■ **Data provided**:
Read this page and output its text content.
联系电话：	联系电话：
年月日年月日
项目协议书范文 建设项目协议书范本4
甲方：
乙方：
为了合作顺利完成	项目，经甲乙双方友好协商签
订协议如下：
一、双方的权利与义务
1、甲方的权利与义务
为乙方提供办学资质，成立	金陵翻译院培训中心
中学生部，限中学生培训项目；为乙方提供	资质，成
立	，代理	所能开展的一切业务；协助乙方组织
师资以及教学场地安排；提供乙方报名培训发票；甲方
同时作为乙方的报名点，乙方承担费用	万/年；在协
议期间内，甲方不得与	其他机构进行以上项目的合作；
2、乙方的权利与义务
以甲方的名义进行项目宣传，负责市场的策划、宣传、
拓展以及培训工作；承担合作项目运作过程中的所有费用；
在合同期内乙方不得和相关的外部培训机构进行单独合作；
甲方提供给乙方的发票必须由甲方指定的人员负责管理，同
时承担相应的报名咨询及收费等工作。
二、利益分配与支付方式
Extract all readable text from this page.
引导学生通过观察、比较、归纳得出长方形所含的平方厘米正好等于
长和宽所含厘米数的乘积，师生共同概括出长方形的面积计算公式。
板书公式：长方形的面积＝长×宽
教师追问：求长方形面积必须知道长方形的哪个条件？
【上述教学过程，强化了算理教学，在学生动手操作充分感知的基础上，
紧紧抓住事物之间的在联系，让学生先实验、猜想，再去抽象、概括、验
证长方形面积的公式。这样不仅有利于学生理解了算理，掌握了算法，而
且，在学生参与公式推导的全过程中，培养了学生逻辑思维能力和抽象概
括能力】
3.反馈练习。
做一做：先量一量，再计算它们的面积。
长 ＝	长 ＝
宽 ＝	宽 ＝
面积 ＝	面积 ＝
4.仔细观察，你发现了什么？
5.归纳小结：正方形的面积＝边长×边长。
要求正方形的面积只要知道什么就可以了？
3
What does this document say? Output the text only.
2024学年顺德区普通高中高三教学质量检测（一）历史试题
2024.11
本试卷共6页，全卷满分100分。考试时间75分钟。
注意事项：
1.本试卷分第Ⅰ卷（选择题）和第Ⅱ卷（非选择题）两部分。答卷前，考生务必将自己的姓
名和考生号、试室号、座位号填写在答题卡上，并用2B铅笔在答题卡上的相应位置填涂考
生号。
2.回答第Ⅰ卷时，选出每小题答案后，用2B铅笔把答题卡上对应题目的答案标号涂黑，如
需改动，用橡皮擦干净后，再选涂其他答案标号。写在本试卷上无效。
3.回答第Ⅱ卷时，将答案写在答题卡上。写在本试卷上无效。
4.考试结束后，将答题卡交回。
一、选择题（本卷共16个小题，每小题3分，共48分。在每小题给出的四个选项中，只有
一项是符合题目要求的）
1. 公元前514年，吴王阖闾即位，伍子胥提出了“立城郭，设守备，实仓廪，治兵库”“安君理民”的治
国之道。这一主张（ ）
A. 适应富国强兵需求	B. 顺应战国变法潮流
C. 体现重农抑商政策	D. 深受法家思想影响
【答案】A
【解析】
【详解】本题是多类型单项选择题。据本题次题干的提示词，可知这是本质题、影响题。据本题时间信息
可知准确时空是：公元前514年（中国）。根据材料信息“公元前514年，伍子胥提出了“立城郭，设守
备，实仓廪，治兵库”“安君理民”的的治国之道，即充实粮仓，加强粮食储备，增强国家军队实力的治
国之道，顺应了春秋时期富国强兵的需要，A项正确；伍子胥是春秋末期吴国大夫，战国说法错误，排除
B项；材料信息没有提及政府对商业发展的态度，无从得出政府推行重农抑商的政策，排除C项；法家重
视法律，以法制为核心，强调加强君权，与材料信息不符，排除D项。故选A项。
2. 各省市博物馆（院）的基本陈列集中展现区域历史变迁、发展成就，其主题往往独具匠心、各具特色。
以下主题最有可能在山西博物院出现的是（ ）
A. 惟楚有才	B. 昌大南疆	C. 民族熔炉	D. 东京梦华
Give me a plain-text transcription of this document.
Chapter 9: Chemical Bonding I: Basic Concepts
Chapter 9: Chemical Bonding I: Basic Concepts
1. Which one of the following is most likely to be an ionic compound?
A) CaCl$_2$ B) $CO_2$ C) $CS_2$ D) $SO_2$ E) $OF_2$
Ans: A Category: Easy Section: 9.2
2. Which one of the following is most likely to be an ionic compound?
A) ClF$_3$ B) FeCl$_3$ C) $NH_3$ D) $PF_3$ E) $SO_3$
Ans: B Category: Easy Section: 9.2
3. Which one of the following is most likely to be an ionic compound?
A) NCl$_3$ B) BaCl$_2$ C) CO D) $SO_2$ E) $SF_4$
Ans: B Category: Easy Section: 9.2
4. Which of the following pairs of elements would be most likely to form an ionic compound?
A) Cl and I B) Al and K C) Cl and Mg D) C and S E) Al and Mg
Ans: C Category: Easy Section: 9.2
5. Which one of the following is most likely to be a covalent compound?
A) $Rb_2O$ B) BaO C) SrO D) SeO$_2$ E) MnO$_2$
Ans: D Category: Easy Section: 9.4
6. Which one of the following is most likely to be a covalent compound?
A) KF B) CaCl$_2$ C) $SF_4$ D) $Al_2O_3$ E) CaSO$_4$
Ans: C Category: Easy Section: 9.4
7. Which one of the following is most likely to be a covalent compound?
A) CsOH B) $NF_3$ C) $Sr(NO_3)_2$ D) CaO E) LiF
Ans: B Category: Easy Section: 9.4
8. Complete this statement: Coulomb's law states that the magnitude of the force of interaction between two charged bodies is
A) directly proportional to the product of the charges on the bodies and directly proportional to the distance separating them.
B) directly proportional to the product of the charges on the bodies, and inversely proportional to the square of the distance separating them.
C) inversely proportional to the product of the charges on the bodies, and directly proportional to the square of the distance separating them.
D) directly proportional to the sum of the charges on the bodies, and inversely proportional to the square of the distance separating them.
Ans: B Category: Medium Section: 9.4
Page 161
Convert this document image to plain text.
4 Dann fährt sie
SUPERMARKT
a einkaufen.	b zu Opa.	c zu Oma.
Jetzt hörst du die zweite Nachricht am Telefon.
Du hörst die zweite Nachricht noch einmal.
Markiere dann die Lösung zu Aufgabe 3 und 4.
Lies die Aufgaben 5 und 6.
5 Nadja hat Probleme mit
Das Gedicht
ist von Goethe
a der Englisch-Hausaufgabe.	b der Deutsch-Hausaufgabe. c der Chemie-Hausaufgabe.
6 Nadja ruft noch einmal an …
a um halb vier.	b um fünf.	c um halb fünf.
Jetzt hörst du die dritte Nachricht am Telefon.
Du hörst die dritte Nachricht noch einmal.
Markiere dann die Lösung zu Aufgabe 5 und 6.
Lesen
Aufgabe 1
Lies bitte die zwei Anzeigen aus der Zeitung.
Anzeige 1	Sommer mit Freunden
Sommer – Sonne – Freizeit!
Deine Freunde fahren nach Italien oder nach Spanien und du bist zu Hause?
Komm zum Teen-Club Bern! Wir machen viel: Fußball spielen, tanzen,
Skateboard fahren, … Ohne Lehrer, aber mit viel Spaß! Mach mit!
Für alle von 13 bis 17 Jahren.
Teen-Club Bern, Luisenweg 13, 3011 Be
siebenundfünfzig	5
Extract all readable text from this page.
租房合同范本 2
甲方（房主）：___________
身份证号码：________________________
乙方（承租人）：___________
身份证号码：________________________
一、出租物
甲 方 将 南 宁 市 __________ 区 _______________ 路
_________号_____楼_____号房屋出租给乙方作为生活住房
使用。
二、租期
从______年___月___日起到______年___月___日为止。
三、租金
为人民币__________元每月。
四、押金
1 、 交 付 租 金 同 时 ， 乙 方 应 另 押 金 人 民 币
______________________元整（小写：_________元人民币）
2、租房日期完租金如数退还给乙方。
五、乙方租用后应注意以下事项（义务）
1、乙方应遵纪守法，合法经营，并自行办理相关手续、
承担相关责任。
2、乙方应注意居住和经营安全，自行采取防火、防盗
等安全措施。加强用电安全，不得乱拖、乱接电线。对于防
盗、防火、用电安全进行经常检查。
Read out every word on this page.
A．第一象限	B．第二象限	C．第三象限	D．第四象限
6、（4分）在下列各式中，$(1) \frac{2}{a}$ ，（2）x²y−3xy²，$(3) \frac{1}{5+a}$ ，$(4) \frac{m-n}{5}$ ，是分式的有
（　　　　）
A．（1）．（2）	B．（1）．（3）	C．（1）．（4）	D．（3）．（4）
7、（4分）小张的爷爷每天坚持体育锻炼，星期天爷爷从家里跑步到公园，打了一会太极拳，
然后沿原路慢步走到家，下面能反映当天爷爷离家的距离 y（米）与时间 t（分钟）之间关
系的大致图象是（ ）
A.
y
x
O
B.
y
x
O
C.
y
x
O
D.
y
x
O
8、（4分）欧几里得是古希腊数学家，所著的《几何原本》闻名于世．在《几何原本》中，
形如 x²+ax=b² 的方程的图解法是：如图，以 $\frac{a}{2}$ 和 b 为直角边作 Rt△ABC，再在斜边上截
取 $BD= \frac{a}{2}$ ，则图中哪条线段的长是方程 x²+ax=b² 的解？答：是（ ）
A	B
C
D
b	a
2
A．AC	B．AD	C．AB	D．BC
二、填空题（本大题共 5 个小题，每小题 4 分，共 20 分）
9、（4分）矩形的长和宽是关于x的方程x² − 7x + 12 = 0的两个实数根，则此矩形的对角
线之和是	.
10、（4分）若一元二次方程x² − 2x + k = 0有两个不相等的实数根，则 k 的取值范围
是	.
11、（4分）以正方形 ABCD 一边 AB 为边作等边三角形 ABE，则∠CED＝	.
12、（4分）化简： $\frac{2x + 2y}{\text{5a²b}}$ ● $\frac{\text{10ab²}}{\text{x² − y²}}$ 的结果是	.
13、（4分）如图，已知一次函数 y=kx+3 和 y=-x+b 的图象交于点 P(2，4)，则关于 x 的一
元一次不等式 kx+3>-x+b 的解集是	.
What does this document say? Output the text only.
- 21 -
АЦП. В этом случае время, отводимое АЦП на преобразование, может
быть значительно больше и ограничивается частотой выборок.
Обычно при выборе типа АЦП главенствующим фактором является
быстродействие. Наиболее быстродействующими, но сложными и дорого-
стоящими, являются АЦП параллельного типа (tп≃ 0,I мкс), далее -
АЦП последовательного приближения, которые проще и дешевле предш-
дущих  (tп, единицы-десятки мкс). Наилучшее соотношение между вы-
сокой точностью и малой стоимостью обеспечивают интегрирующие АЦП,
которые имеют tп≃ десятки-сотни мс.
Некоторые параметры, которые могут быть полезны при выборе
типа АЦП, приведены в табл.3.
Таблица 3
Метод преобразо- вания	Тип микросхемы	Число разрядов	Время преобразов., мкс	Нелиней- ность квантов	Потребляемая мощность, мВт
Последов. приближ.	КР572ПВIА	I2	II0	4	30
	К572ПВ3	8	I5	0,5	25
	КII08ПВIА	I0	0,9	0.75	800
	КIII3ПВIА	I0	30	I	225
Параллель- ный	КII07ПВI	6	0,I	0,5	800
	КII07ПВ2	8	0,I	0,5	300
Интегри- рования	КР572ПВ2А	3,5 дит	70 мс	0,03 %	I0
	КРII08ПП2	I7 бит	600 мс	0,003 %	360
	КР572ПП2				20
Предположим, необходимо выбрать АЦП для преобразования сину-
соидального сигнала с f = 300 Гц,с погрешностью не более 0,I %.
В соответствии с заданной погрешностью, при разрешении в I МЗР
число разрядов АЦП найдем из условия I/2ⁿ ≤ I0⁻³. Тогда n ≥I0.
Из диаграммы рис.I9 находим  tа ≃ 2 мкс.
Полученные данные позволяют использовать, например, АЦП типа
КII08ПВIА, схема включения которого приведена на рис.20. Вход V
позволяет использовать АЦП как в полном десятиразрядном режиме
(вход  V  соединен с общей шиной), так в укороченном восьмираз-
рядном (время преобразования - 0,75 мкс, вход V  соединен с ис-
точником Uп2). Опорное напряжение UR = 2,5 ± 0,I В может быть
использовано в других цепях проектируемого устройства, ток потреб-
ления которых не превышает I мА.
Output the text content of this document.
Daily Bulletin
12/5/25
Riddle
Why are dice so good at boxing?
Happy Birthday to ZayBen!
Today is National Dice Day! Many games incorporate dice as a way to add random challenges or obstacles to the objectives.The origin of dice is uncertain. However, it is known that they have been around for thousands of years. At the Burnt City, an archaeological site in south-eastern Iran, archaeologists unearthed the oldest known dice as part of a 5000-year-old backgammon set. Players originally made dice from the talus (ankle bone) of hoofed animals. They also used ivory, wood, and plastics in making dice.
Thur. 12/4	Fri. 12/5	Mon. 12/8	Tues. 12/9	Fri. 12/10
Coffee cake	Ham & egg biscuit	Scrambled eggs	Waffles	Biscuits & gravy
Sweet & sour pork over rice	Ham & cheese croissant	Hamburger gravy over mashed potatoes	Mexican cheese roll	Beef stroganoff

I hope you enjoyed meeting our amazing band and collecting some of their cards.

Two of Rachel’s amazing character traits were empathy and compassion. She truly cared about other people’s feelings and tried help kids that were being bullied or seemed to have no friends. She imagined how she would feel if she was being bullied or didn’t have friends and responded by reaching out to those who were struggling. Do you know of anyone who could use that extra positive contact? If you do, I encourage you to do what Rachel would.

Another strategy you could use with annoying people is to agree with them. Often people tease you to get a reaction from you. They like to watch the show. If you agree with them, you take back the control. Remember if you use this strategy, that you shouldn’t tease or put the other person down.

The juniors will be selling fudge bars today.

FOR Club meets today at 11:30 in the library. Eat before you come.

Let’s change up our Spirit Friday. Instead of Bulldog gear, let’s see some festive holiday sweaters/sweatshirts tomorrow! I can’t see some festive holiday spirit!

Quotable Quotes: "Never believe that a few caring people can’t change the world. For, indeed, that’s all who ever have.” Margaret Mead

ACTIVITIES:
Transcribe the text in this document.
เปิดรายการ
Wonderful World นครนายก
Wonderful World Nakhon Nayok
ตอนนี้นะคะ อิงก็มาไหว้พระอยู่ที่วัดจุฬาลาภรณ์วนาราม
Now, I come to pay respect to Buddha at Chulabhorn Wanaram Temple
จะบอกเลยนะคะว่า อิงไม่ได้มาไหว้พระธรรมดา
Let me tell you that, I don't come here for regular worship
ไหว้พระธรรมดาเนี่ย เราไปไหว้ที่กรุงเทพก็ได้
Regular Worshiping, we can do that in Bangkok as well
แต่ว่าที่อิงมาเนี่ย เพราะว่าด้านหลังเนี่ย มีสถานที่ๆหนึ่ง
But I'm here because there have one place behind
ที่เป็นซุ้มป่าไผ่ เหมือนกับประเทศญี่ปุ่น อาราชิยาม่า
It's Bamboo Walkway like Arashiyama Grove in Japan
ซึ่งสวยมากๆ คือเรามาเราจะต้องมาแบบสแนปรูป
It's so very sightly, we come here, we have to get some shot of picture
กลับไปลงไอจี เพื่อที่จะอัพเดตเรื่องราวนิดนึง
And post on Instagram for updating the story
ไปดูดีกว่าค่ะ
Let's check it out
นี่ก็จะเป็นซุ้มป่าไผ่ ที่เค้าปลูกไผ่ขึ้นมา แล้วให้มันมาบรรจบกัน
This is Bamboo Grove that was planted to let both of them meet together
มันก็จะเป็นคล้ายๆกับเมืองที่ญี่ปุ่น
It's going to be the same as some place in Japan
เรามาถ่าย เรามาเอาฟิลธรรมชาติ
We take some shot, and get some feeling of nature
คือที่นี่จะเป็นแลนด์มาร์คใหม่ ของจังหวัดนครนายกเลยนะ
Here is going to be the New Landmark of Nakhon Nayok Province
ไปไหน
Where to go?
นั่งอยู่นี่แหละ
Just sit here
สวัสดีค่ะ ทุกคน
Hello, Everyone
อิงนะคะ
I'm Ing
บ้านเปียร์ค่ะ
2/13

■ **Task statement**: From the listing above, copy every line that includes the word "Grove".

■ **Completed exercise**:
It's Bamboo Walkway like Arashiyama Grove in Japan
This is Bamboo Grove that was planted to let both of them meet together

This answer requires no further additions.